SET EXERCISE:
Reproduce every entry in the listing without alteration.
-=-=-=-=-
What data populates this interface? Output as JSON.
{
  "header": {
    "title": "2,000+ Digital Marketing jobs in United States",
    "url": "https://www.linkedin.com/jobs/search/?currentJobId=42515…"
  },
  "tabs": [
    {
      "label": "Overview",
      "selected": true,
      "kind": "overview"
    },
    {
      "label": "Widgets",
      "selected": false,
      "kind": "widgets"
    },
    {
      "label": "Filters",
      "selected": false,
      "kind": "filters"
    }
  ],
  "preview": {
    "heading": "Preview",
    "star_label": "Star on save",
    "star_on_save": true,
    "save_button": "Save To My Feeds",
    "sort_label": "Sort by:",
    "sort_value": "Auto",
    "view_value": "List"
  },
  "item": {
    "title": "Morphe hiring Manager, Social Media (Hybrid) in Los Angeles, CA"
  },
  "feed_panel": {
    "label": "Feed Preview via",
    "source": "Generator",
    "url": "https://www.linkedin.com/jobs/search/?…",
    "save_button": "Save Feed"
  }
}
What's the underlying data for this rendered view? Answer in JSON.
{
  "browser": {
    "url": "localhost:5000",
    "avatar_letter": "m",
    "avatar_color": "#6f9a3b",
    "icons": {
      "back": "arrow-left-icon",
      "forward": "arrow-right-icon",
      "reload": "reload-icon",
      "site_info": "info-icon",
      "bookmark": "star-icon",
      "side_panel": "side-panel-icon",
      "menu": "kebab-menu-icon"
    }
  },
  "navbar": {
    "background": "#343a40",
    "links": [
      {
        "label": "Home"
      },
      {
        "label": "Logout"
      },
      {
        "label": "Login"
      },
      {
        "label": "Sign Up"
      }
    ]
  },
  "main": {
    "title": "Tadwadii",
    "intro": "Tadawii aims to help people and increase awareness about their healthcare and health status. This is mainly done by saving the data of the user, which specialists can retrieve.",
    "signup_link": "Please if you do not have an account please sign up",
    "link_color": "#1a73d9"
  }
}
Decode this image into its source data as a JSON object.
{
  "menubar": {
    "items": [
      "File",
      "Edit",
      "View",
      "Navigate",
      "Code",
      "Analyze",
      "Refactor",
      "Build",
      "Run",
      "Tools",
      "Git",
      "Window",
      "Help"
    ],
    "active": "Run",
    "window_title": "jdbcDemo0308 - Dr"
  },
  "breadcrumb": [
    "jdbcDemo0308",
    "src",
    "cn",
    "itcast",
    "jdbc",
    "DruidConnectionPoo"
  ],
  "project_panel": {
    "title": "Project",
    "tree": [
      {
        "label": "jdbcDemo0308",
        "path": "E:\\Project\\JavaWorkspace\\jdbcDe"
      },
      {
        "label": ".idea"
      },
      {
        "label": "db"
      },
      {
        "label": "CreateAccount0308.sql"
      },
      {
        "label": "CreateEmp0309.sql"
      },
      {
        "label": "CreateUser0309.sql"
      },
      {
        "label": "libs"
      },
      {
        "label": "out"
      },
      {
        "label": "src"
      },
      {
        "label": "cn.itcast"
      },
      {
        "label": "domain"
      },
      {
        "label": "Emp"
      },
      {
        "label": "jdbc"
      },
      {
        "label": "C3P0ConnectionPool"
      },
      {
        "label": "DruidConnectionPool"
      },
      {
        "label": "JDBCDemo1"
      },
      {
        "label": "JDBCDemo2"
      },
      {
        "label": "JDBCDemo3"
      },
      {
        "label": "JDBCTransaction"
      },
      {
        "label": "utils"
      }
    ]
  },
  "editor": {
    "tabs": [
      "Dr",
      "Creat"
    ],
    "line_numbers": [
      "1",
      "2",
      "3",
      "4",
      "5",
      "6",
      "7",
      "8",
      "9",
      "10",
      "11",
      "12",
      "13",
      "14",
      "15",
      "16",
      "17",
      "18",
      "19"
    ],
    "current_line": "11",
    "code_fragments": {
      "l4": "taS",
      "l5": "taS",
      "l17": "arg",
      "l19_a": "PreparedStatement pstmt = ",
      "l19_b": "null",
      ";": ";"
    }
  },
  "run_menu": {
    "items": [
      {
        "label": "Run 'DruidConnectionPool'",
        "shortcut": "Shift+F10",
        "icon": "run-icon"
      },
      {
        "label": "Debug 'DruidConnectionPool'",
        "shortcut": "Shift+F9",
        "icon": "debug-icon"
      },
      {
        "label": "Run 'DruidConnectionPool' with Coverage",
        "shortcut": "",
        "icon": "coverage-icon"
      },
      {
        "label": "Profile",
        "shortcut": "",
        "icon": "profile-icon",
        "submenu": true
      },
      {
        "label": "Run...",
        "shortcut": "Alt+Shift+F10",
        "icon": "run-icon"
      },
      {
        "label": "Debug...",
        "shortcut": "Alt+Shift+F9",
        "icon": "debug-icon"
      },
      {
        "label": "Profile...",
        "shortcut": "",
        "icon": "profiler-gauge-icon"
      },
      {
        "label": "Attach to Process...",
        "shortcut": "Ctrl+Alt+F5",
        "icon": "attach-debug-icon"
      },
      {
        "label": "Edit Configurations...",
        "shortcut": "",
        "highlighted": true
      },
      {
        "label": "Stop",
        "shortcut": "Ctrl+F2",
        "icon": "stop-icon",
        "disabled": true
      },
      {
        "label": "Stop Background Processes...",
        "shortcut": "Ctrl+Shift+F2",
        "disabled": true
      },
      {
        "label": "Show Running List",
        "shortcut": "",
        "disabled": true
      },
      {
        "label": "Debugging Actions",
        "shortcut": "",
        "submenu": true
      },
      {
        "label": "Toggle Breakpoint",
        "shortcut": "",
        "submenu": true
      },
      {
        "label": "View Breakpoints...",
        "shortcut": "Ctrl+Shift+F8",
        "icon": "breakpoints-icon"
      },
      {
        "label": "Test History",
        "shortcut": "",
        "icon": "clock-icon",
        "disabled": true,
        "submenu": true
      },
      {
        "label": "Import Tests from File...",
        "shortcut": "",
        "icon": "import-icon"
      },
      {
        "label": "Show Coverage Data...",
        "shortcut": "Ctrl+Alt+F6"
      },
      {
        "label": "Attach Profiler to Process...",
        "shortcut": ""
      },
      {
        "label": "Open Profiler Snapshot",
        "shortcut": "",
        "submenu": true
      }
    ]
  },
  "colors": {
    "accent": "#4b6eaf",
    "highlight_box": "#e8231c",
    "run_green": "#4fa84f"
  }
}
-=-=-=-=-
ANSWER IN FULL:
What data populates this interface? Output as JSON.
{
  "header": {
    "title": "2,000+ Digital Marketing jobs in United States",
    "url": "https://www.linkedin.com/jobs/search/?currentJobId=42515…"
  },
  "tabs": [
    {
      "label": "Overview",
      "selected": true,
      "kind": "overview"
    },
    {
      "label": "Widgets",
      "selected": false,
      "kind": "widgets"
    },
    {
      "label": "Filters",
      "selected": false,
      "kind": "filters"
    }
  ],
  "preview": {
    "heading": "Preview",
    "star_label": "Star on save",
    "star_on_save": true,
    "save_button": "Save To My Feeds",
    "sort_label": "Sort by:",
    "sort_value": "Auto",
    "view_value": "List"
  },
  "item": {
    "title": "Morphe hiring Manager, Social Media (Hybrid) in Los Angeles, CA"
  },
  "feed_panel": {
    "label": "Feed Preview via",
    "source": "Generator",
    "url": "https://www.linkedin.com/jobs/search/?…",
    "save_button": "Save Feed"
  }
}
What's the underlying data for this rendered view? Answer in JSON.
{
  "browser": {
    "url": "localhost:5000",
    "avatar_letter": "m",
    "avatar_color": "#6f9a3b",
    "icons": {
      "back": "arrow-left-icon",
      "forward": "arrow-right-icon",
      "reload": "reload-icon",
      "site_info": "info-icon",
      "bookmark": "star-icon",
      "side_panel": "side-panel-icon",
      "menu": "kebab-menu-icon"
    }
  },
  "navbar": {
    "background": "#343a40",
    "links": [
      {
        "label": "Home"
      },
      {
        "label": "Logout"
      },
      {
        "label": "Login"
      },
      {
        "label": "Sign Up"
      }
    ]
  },
  "main": {
    "title": "Tadwadii",
    "intro": "Tadawii aims to help people and increase awareness about their healthcare and health status. This is mainly done by saving the data of the user, which specialists can retrieve.",
    "signup_link": "Please if you do not have an account please sign up",
    "link_color": "#1a73d9"
  }
}
Decode this image into its source data as a JSON object.
{
  "menubar": {
    "items": [
      "File",
      "Edit",
      "View",
      "Navigate",
      "Code",
      "Analyze",
      "Refactor",
      "Build",
      "Run",
      "Tools",
      "Git",
      "Window",
      "Help"
    ],
    "active": "Run",
    "window_title": "jdbcDemo0308 - Dr"
  },
  "breadcrumb": [
    "jdbcDemo0308",
    "src",
    "cn",
    "itcast",
    "jdbc",
    "DruidConnectionPoo"
  ],
  "project_panel": {
    "title": "Project",
    "tree": [
      {
        "label": "jdbcDemo0308",
        "path": "E:\\Project\\JavaWorkspace\\jdbcDe"
      },
      {
        "label": ".idea"
      },
      {
        "label": "db"
      },
      {
        "label": "CreateAccount0308.sql"
      },
      {
        "label": "CreateEmp0309.sql"
      },
      {
        "label": "CreateUser0309.sql"
      },
      {
        "label": "libs"
      },
      {
        "label": "out"
      },
      {
        "label": "src"
      },
      {
        "label": "cn.itcast"
      },
      {
        "label": "domain"
      },
      {
        "label": "Emp"
      },
      {
        "label": "jdbc"
      },
      {
        "label": "C3P0ConnectionPool"
      },
      {
        "label": "DruidConnectionPool"
      },
      {
        "label": "JDBCDemo1"
      },
      {
        "label": "JDBCDemo2"
      },
      {
        "label": "JDBCDemo3"
      },
      {
        "label": "JDBCTransaction"
      },
      {
        "label": "utils"
      }
    ]
  },
  "editor": {
    "tabs": [
      "Dr",
      "Creat"
    ],
    "line_numbers": [
      "1",
      "2",
      "3",
      "4",
      "5",
      "6",
      "7",
      "8",
      "9",
      "10",
      "11",
      "12",
      "13",
      "14",
      "15",
      "16",
      "17",
      "18",
      "19"
    ],
    "current_line": "11",
    "code_fragments": {
      "l4": "taS",
      "l5": "taS",
      "l17": "arg",
      "l19_a": "PreparedStatement pstmt = ",
      "l19_b": "null",
      ";": ";"
    }
  },
  "run_menu": {
    "items": [
      {
        "label": "Run 'DruidConnectionPool'",
        "shortcut": "Shift+F10",
        "icon": "run-icon"
      },
      {
        "label": "Debug 'DruidConnectionPool'",
        "shortcut": "Shift+F9",
        "icon": "debug-icon"
      },
      {
        "label": "Run 'DruidConnectionPool' with Coverage",
        "shortcut": "",
        "icon": "coverage-icon"
      },
      {
        "label": "Profile",
        "shortcut": "",
        "icon": "profile-icon",
        "submenu": true
      },
      {
        "label": "Run...",
        "shortcut": "Alt+Shift+F10",
        "icon": "run-icon"
      },
      {
        "label": "Debug...",
        "shortcut": "Alt+Shift+F9",
        "icon": "debug-icon"
      },
      {
        "label": "Profile...",
        "shortcut": "",
        "icon": "profiler-gauge-icon"
      },
      {
        "label": "Attach to Process...",
        "shortcut": "Ctrl+Alt+F5",
        "icon": "attach-debug-icon"
      },
      {
        "label": "Edit Configurations...",
        "shortcut": "",
        "highlighted": true
      },
      {
        "label": "Stop",
        "shortcut": "Ctrl+F2",
        "icon": "stop-icon",
        "disabled": true
      },
      {
        "label": "Stop Background Processes...",
        "shortcut": "Ctrl+Shift+F2",
        "disabled": true
      },
      {
        "label": "Show Running List",
        "shortcut": "",
        "disabled": true
      },
      {
        "label": "Debugging Actions",
        "shortcut": "",
        "submenu": true
      },
      {
        "label": "Toggle Breakpoint",
        "shortcut": "",
        "submenu": true
      },
      {
        "label": "View Breakpoints...",
        "shortcut": "Ctrl+Shift+F8",
        "icon": "breakpoints-icon"
      },
      {
        "label": "Test History",
        "shortcut": "",
        "icon": "clock-icon",
        "disabled": true,
        "submenu": true
      },
      {
        "label": "Import Tests from File...",
        "shortcut": "",
        "icon": "import-icon"
      },
      {
        "label": "Show Coverage Data...",
        "shortcut": "Ctrl+Alt+F6"
      },
      {
        "label": "Attach Profiler to Process...",
        "shortcut": ""
      },
      {
        "label": "Open Profiler Snapshot",
        "shortcut": "",
        "submenu": true
      }
    ]
  },
  "colors": {
    "accent": "#4b6eaf",
    "highlight_box": "#e8231c",
    "run_green": "#4fa84f"
  }
}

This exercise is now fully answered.